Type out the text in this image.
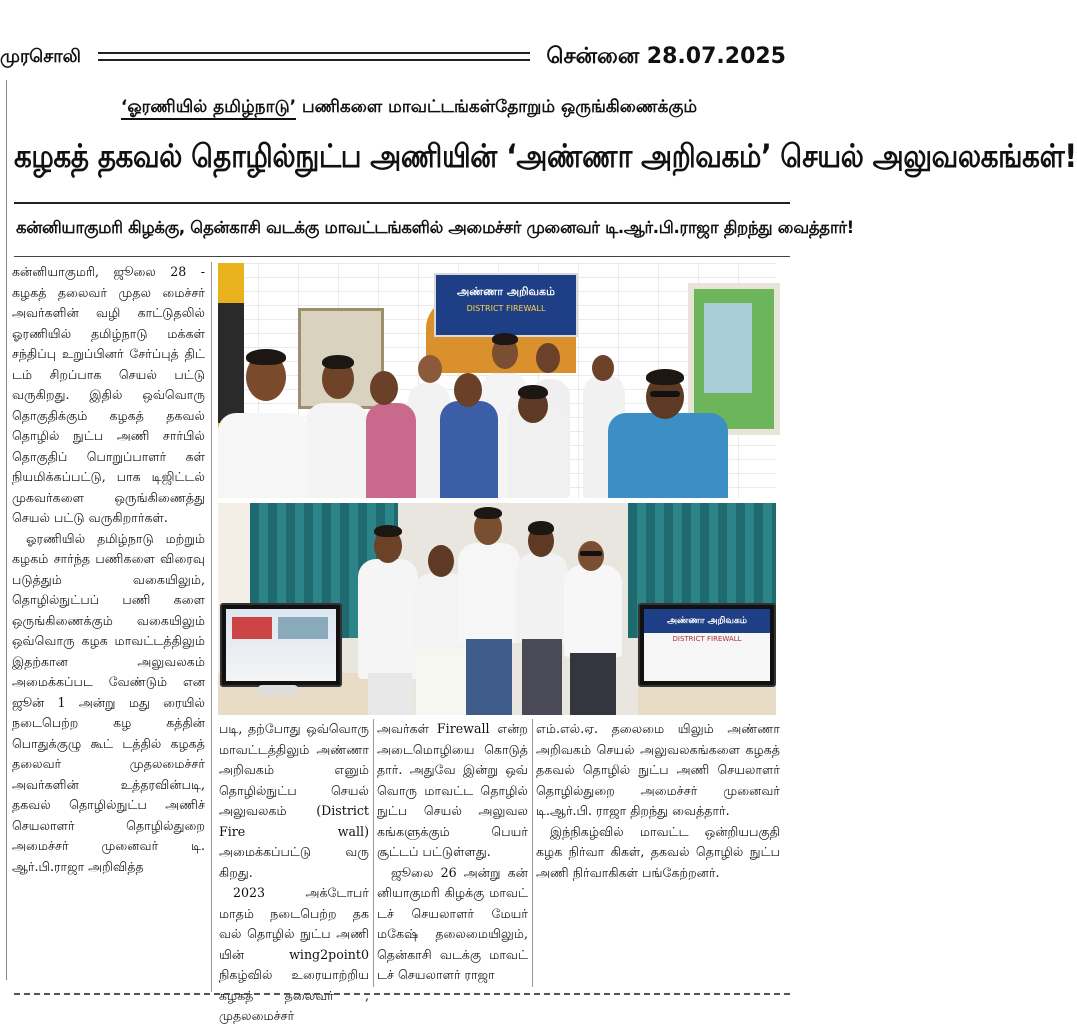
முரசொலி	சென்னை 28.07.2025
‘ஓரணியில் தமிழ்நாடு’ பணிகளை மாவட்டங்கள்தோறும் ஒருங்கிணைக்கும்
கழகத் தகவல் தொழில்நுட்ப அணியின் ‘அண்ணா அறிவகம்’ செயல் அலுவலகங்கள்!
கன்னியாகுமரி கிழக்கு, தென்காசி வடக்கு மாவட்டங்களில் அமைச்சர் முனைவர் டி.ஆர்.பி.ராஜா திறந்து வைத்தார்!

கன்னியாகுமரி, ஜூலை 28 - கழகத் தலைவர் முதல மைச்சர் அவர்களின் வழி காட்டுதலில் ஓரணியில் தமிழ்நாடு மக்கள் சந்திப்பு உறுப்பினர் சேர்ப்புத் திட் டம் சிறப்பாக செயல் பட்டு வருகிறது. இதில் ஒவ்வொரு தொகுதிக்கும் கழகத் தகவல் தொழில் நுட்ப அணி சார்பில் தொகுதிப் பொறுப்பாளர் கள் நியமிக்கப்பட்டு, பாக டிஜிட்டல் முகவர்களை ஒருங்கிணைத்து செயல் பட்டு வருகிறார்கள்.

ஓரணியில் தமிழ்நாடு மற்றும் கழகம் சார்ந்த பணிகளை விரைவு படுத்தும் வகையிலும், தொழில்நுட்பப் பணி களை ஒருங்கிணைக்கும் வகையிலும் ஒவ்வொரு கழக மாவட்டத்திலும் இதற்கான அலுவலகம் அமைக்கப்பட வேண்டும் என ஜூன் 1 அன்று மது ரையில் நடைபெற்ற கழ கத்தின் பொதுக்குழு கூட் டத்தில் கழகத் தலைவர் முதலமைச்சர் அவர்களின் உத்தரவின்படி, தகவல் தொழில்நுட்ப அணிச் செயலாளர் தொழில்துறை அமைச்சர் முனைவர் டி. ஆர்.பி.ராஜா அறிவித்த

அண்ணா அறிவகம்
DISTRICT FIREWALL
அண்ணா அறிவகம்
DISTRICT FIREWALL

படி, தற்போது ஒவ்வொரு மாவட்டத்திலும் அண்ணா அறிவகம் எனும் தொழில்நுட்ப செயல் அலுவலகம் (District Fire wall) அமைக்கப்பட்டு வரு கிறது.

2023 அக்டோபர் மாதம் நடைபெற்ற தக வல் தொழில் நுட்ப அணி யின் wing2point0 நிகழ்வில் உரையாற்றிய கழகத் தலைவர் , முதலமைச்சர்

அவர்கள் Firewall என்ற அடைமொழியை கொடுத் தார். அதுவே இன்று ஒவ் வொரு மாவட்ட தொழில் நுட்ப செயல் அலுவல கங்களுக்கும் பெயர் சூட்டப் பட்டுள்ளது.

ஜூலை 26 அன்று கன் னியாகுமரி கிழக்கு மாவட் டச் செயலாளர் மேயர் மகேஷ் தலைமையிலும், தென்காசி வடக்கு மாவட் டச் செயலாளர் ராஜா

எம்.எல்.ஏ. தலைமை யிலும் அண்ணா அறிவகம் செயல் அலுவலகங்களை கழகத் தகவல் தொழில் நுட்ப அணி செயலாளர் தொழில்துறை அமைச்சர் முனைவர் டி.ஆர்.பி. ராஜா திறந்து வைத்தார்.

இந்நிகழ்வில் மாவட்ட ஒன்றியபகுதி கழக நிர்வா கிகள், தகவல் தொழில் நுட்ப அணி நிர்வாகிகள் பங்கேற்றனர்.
■ ■ ■ ■ ■ ■ ■
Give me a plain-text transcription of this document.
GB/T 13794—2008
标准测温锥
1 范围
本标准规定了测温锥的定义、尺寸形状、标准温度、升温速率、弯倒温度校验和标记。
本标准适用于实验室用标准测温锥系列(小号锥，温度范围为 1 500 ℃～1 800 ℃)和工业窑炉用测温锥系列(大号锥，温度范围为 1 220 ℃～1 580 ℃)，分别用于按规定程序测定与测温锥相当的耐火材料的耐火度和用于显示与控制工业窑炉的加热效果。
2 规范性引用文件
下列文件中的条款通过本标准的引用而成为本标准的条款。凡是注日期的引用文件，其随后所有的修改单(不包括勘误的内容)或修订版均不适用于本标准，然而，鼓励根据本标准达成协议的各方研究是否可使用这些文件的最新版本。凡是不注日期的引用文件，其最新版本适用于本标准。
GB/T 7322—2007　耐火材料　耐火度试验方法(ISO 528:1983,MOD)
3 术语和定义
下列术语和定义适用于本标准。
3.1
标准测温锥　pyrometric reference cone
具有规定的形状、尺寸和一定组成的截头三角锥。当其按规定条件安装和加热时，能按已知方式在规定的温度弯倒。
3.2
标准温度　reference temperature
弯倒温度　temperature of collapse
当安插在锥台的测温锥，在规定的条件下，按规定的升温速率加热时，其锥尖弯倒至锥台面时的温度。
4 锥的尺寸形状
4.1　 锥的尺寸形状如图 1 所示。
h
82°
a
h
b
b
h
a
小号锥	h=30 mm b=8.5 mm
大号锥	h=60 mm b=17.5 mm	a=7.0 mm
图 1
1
■ ■ ■ ■ ■ ■ ■
What you will do —
Copy each line above where the string "标准温度" occurs.

Exercise response —
本标准规定了测温锥的定义、尺寸形状、标准温度、升温速率、弯倒温度校验和标记。
标准温度　reference temperature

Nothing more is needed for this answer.